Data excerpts
..............................
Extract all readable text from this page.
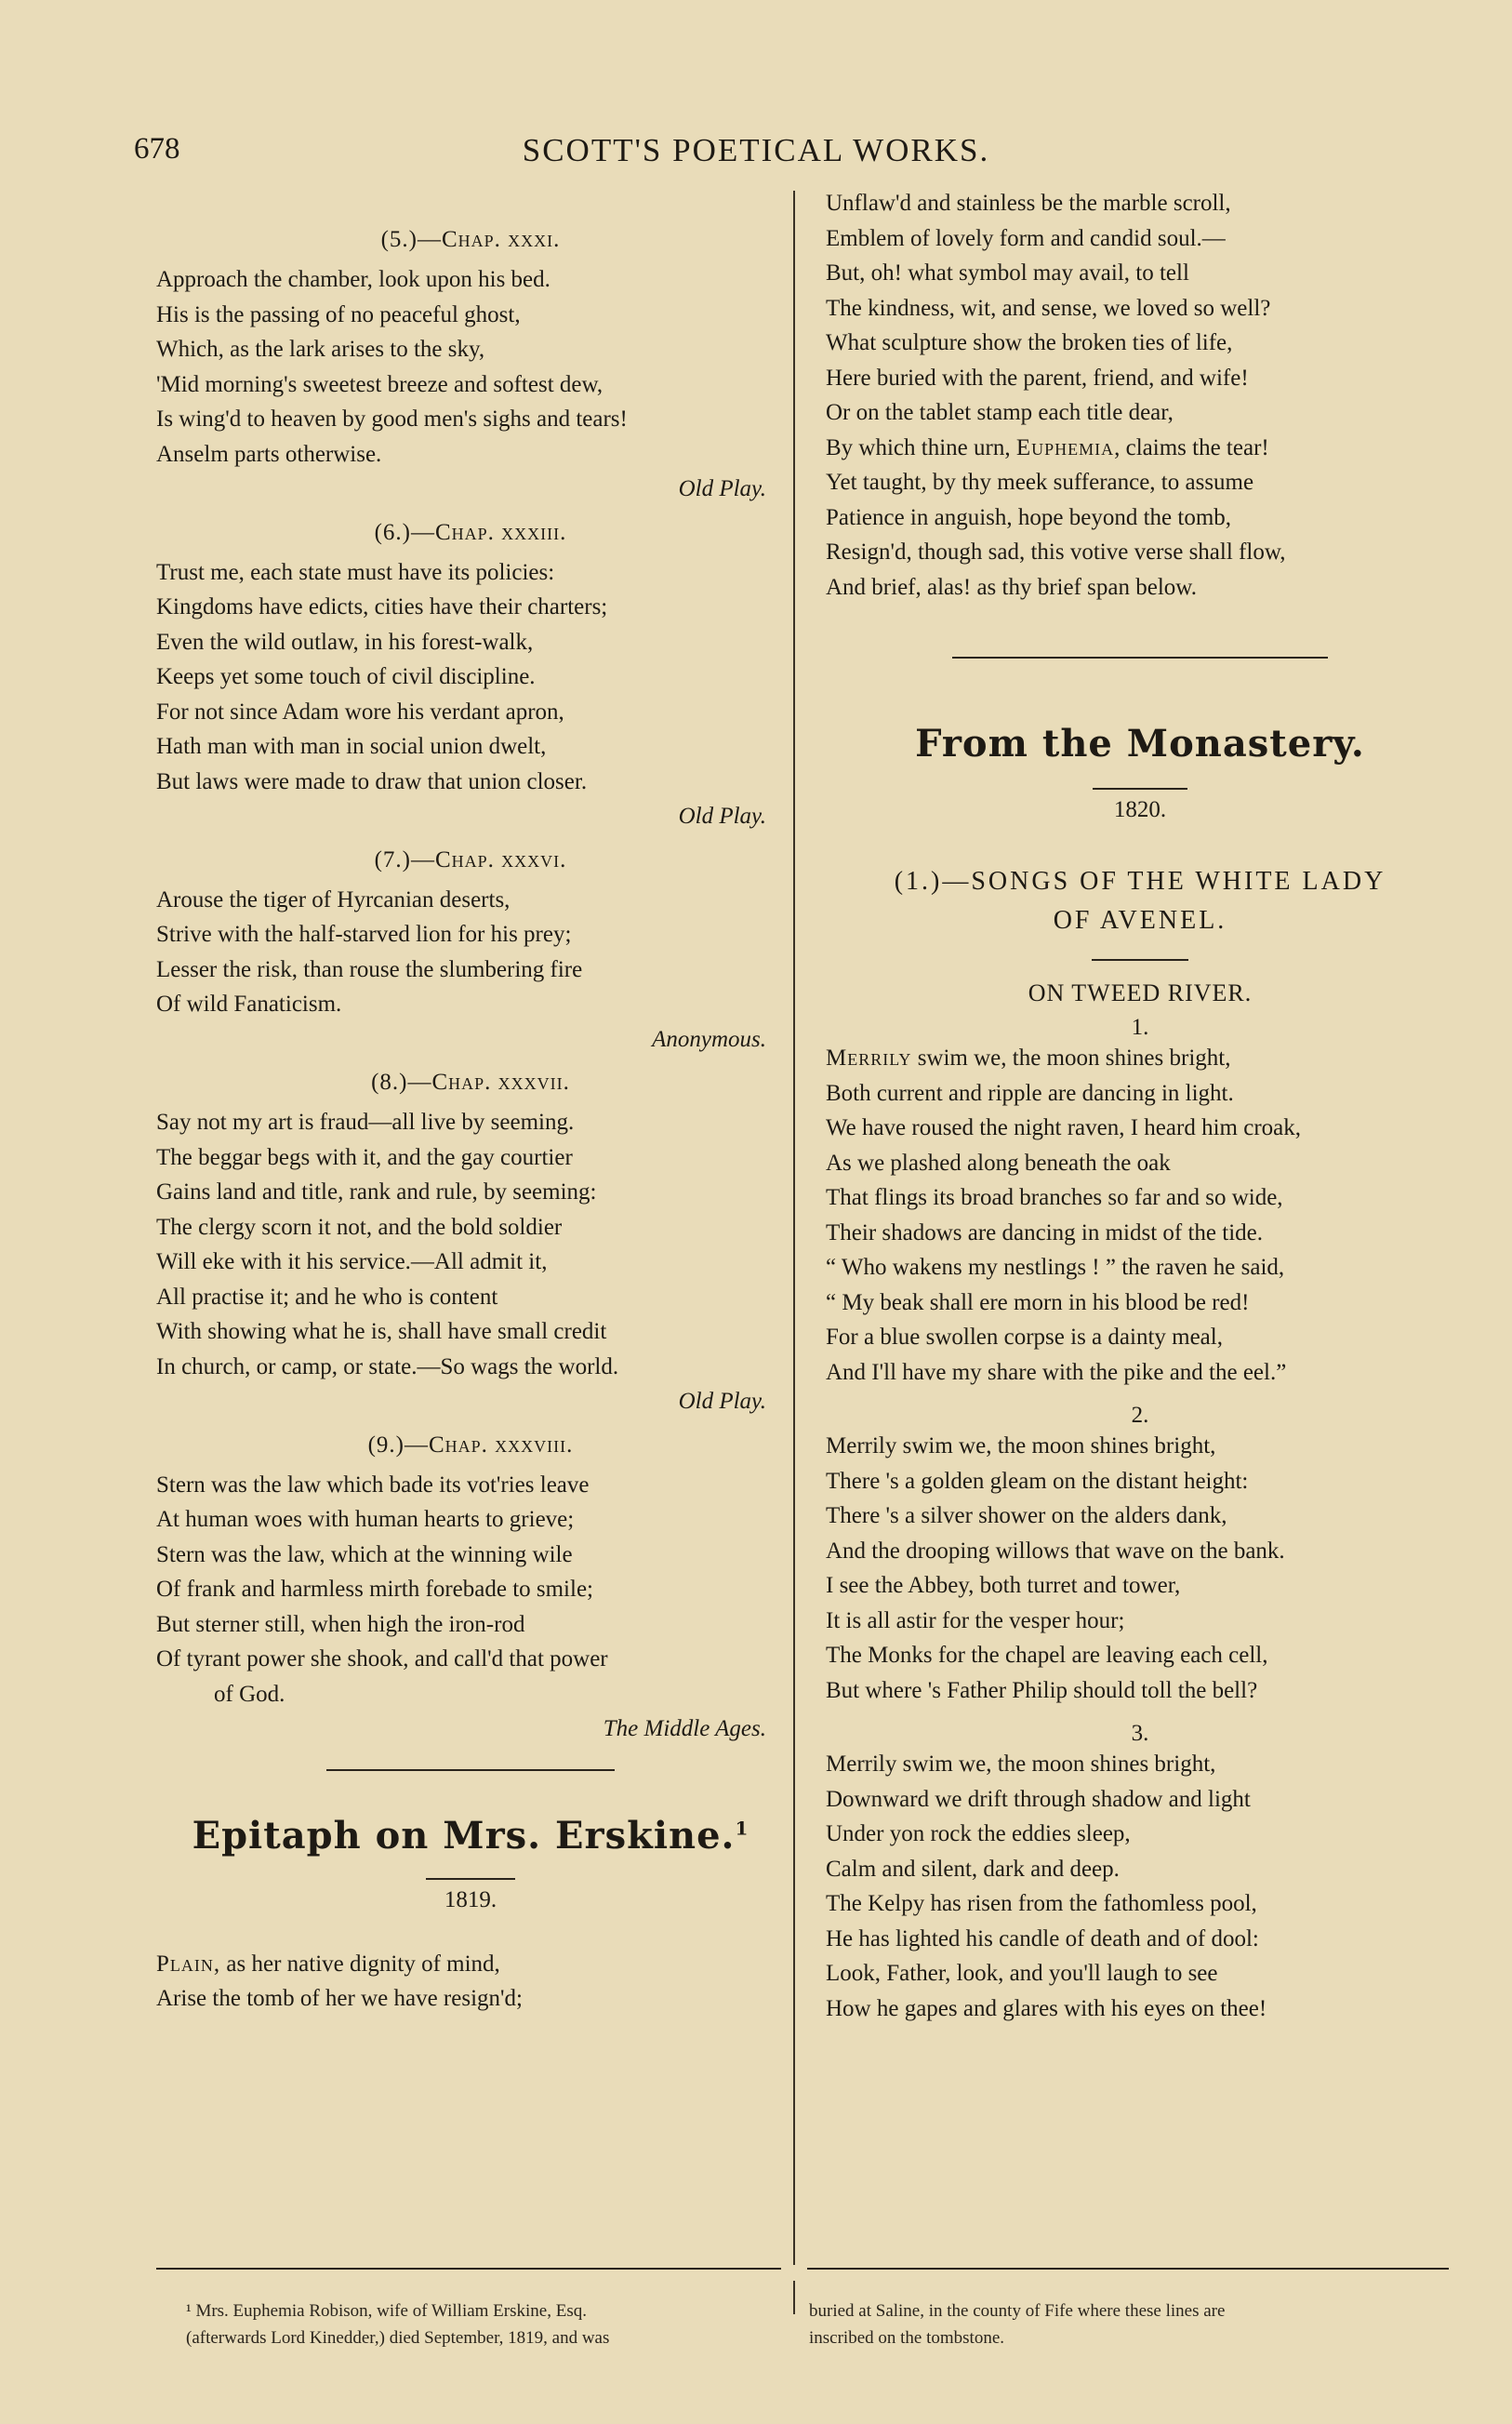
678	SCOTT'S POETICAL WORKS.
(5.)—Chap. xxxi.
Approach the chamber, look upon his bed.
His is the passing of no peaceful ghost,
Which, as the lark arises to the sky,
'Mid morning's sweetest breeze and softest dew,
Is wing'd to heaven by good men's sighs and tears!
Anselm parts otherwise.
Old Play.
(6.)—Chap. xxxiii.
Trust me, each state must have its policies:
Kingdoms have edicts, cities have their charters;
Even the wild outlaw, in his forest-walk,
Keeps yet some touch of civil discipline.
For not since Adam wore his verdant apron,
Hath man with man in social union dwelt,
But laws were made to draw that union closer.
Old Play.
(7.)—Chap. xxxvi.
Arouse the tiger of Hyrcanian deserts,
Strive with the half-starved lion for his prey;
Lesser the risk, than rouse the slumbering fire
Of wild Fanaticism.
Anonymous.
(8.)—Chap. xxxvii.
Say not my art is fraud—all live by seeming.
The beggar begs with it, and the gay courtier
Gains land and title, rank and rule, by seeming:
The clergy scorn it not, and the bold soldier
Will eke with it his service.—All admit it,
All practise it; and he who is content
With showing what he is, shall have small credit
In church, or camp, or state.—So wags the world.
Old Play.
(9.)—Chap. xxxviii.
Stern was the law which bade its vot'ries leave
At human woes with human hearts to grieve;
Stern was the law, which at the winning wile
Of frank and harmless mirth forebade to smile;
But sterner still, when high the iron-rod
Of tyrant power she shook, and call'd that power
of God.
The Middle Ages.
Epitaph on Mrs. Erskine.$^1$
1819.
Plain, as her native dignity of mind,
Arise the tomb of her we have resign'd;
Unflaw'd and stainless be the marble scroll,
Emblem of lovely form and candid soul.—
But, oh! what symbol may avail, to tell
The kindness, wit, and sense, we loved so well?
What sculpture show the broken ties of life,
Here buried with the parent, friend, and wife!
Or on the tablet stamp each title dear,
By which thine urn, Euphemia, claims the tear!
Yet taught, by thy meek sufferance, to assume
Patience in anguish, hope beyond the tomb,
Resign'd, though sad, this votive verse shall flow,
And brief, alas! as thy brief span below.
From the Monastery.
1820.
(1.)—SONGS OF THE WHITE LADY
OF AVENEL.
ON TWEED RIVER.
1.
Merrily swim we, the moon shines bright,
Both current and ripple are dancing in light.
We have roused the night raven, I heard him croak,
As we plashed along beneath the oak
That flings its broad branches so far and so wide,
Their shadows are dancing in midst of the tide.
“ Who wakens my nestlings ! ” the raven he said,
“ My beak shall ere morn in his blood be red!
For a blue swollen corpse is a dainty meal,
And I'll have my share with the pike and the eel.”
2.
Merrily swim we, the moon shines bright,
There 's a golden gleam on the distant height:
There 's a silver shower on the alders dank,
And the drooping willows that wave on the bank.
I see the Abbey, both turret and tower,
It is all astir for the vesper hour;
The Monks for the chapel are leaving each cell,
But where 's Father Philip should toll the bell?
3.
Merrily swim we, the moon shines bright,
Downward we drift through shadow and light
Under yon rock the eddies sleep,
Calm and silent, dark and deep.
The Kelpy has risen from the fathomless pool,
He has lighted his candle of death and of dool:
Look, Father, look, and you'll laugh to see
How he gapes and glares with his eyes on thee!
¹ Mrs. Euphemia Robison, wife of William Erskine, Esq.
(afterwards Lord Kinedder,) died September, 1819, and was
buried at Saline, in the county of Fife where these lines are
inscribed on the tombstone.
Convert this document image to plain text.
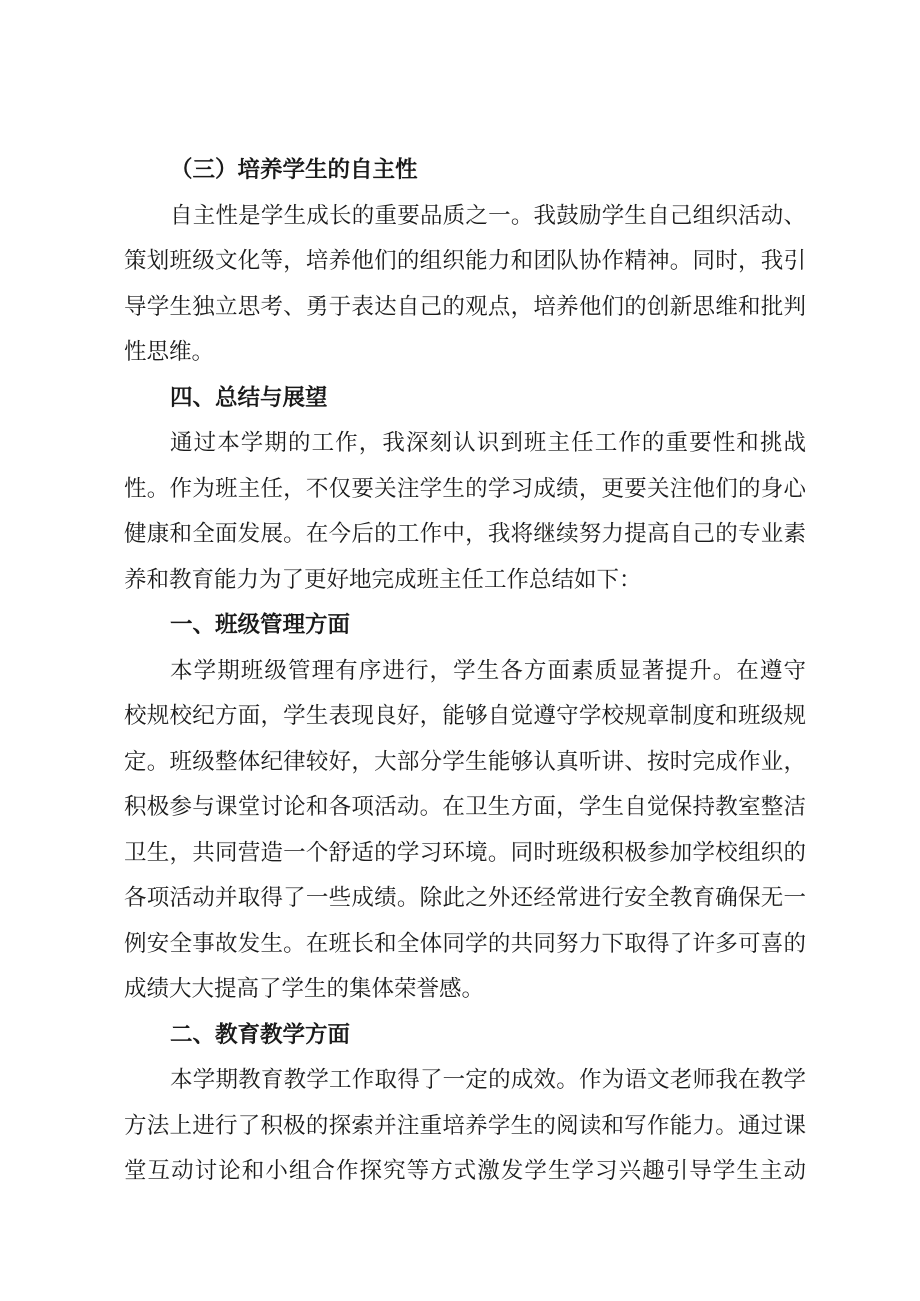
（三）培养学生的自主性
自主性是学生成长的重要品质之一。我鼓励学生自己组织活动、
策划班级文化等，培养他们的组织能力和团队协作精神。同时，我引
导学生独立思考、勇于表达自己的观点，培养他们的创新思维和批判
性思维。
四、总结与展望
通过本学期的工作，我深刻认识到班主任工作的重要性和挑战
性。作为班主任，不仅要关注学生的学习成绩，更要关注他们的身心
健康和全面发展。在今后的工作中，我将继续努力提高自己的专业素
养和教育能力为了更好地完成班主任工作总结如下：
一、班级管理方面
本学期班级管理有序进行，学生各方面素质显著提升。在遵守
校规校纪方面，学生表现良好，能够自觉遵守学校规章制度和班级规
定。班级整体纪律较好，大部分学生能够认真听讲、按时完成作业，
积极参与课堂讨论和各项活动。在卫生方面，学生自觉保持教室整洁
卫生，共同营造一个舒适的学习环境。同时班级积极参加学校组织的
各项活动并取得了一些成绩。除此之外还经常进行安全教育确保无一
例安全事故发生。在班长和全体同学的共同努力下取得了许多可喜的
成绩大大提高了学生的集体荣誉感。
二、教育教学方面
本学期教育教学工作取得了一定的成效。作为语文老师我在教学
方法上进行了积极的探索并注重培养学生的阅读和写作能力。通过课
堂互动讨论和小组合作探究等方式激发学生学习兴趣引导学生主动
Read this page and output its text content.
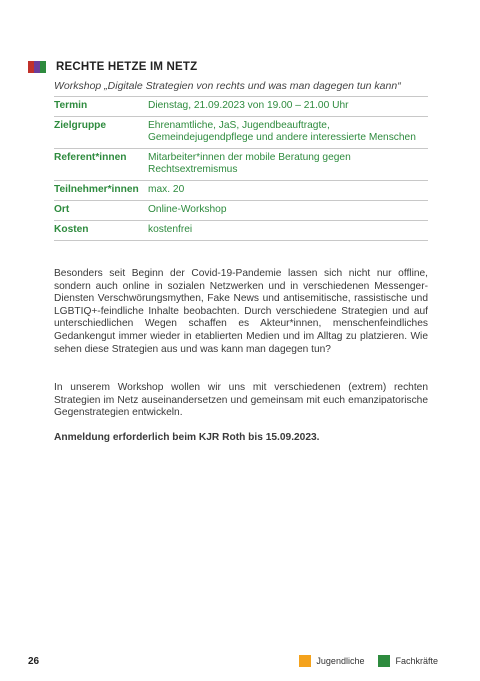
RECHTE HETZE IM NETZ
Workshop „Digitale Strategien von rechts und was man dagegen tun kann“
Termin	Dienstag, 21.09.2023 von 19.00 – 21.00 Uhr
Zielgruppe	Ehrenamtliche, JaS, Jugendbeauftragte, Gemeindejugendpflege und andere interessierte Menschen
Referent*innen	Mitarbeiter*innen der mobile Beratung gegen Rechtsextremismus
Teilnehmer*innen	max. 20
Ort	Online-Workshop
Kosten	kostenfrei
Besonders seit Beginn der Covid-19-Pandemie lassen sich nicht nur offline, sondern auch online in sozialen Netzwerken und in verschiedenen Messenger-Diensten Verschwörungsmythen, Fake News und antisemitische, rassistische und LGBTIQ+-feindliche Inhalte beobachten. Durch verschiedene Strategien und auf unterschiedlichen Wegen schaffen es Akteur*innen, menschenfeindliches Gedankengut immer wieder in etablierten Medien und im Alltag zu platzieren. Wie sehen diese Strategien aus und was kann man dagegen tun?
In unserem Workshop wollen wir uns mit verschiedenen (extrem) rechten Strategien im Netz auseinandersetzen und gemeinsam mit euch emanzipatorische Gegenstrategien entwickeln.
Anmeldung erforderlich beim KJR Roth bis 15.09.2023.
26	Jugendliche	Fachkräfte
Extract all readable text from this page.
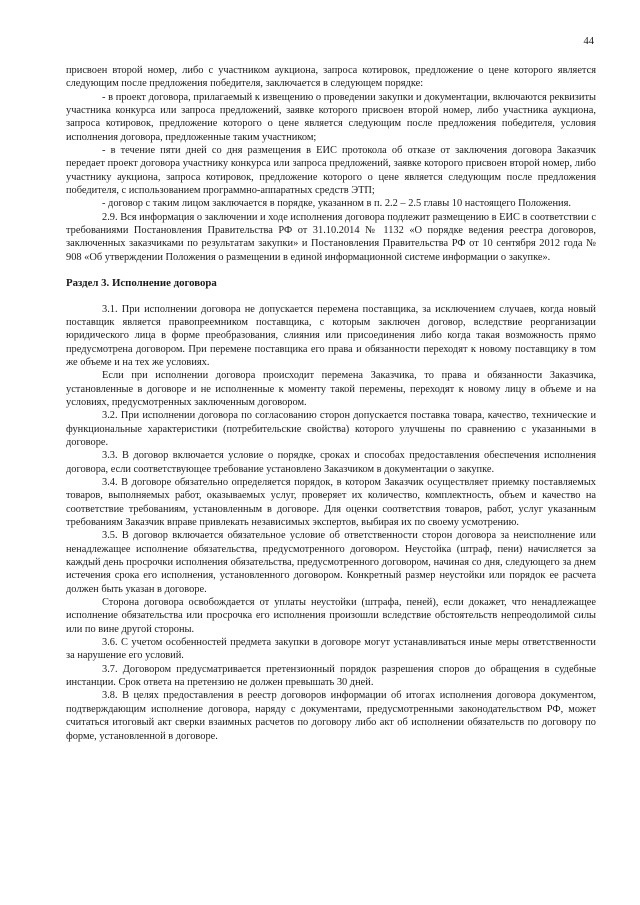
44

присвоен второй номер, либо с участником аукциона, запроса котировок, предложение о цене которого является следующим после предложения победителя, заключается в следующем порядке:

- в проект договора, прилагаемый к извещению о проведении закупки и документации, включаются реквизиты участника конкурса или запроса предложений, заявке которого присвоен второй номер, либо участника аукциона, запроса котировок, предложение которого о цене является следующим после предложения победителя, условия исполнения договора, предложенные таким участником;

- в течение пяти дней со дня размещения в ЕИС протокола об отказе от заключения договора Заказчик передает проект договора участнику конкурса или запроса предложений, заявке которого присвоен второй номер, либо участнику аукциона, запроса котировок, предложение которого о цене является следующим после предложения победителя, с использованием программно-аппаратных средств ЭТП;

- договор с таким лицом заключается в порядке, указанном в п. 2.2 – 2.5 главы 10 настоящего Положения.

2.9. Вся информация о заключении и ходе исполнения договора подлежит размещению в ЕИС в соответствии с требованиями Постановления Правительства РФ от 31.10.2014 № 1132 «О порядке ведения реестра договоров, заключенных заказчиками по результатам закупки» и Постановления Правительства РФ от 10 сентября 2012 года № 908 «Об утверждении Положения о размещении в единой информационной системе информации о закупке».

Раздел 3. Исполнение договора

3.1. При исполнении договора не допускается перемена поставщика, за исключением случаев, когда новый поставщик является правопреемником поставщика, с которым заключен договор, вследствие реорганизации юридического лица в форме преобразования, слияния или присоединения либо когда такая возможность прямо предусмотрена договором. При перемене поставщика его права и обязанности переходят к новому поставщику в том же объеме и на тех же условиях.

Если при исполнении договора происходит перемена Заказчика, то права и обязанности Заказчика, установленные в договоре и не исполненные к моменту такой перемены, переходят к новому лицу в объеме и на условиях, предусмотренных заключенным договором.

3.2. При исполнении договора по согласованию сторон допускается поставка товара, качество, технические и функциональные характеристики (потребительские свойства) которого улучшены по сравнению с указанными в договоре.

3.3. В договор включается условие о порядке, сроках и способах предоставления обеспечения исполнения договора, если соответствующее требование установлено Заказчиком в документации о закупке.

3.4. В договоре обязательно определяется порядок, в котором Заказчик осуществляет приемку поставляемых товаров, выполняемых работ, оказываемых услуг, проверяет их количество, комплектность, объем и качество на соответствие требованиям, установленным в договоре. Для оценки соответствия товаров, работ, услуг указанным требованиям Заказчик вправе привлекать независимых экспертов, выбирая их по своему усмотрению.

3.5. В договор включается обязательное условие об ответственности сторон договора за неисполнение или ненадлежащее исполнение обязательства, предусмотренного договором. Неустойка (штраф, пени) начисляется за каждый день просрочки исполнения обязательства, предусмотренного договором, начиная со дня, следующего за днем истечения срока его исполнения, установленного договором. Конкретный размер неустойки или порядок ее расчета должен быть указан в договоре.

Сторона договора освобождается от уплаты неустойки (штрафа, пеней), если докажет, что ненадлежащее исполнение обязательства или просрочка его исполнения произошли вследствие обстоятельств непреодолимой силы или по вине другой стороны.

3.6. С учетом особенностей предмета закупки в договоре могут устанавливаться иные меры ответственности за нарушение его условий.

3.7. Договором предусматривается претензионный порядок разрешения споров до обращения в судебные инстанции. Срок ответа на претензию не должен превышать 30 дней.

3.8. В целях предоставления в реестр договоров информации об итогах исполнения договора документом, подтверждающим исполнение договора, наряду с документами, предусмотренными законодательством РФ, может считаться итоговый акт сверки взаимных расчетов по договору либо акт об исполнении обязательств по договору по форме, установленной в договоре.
..............................
THE PROBLEM:
Extract every line from the records above that contains the word "участником".

EXERCISE ANSWER:
присвоен второй номер, либо с участником аукциона, запроса котировок, предложение о цене которого является следующим после предложения победителя, заключается в следующем порядке:
- в проект договора, прилагаемый к извещению о проведении закупки и документации, включаются реквизиты участника конкурса или запроса предложений, заявке которого присвоен второй номер, либо участника аукциона, запроса котировок, предложение которого о цене является следующим после предложения победителя, условия исполнения договора, предложенные таким участником;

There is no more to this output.